- Saved entries
>> BEGIN
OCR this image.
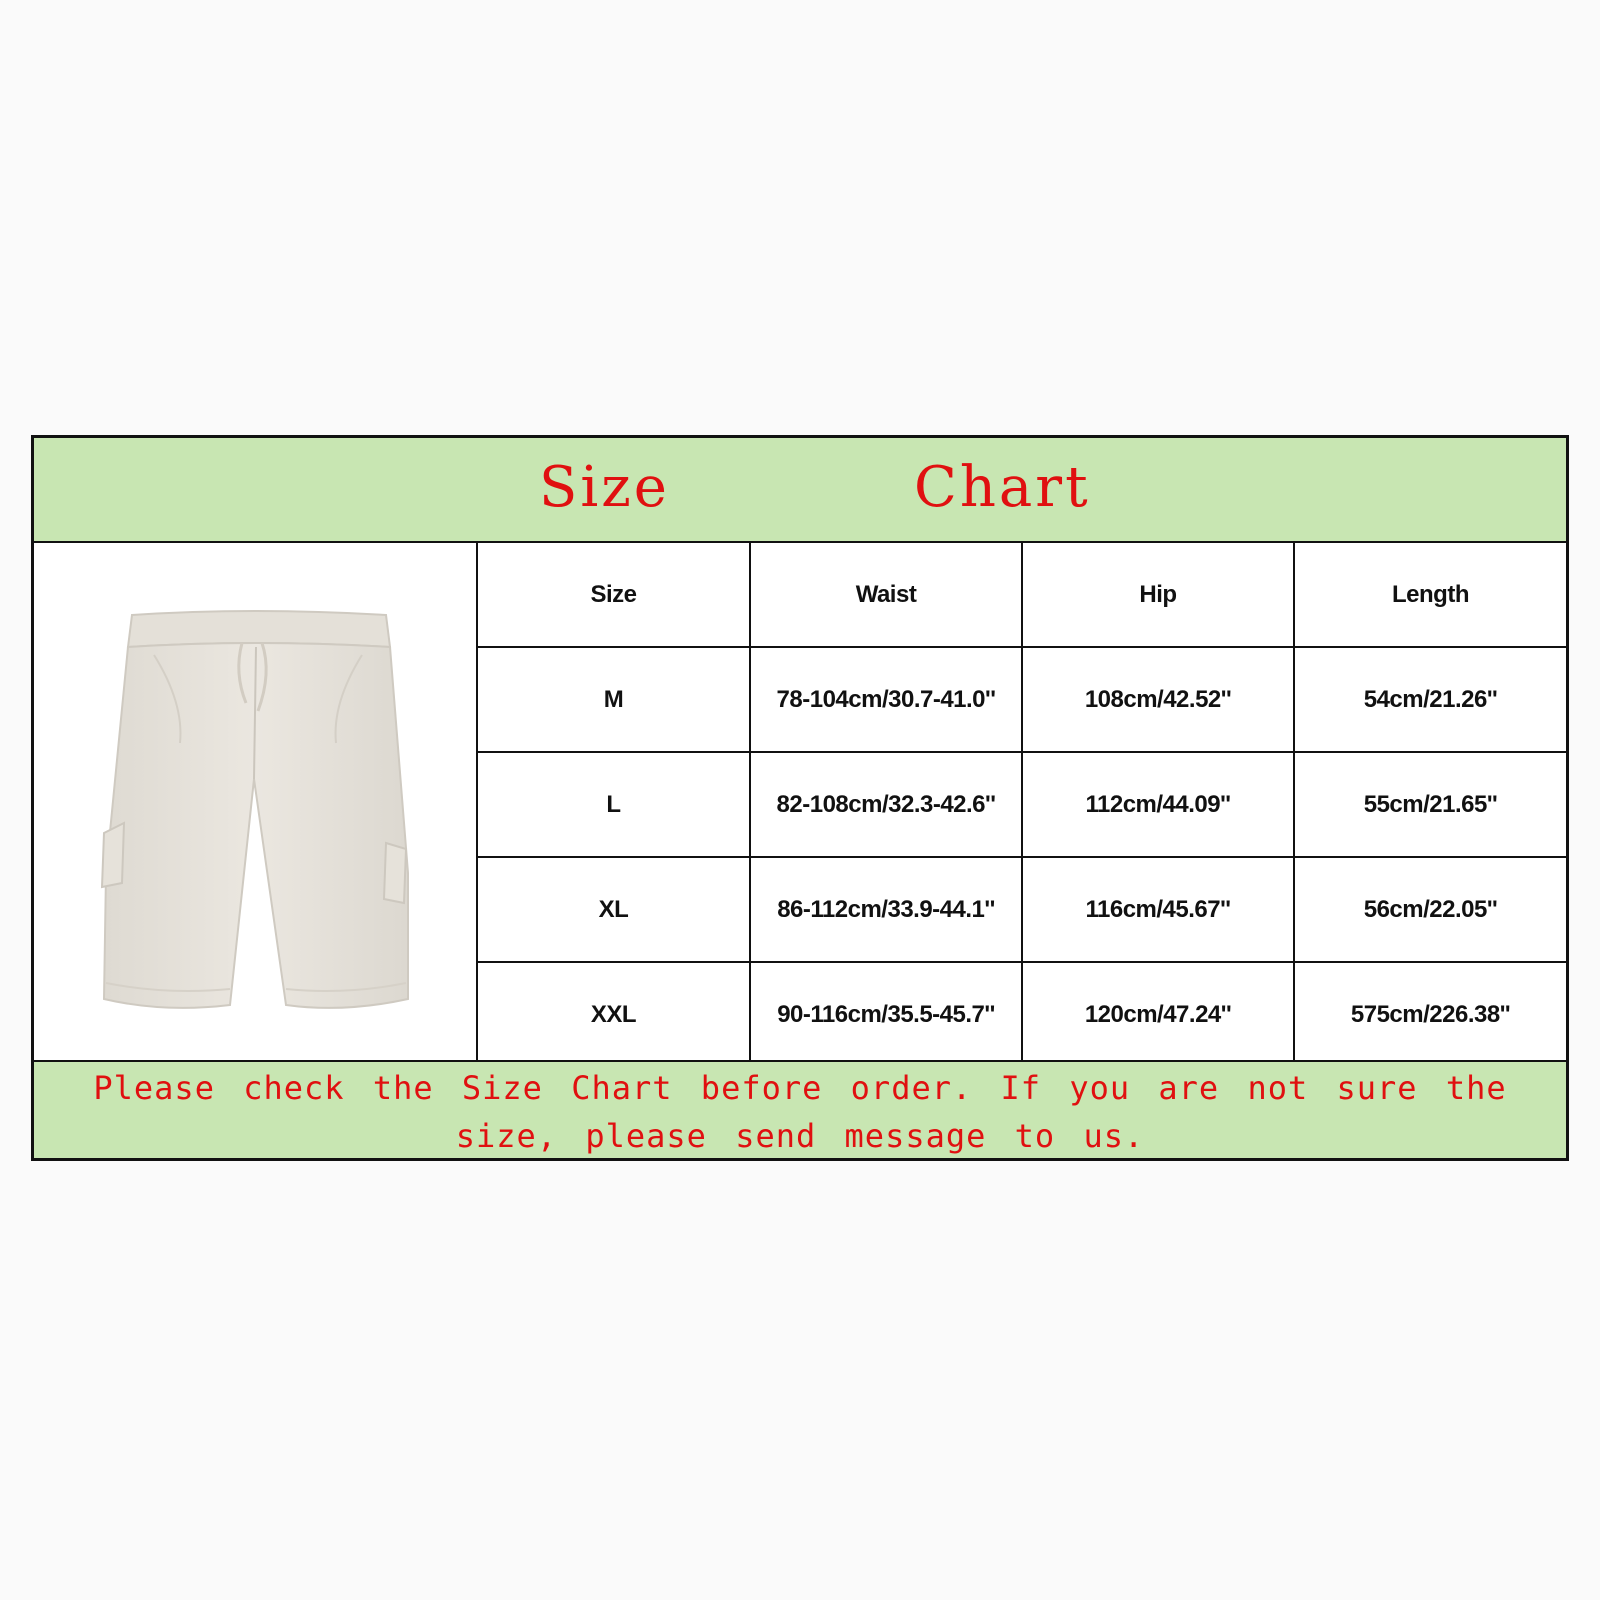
Size	Chart
Size	Waist	Hip	Length
M	78-104cm/30.7-41.0''	108cm/42.52''	54cm/21.26''
L	82-108cm/32.3-42.6''	112cm/44.09''	55cm/21.65''
XL	86-112cm/33.9-44.1''	116cm/45.67''	56cm/22.05''
XXL	90-116cm/35.5-45.7''	120cm/47.24''	575cm/226.38''
Please check the Size Chart before order. If you are not sure the
size, please send message to us.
>> END
- Exercise
Where a line of the data holds "Chart", show that line.

- Complete response
Size	Chart
Please check the Size Chart before order. If you are not sure the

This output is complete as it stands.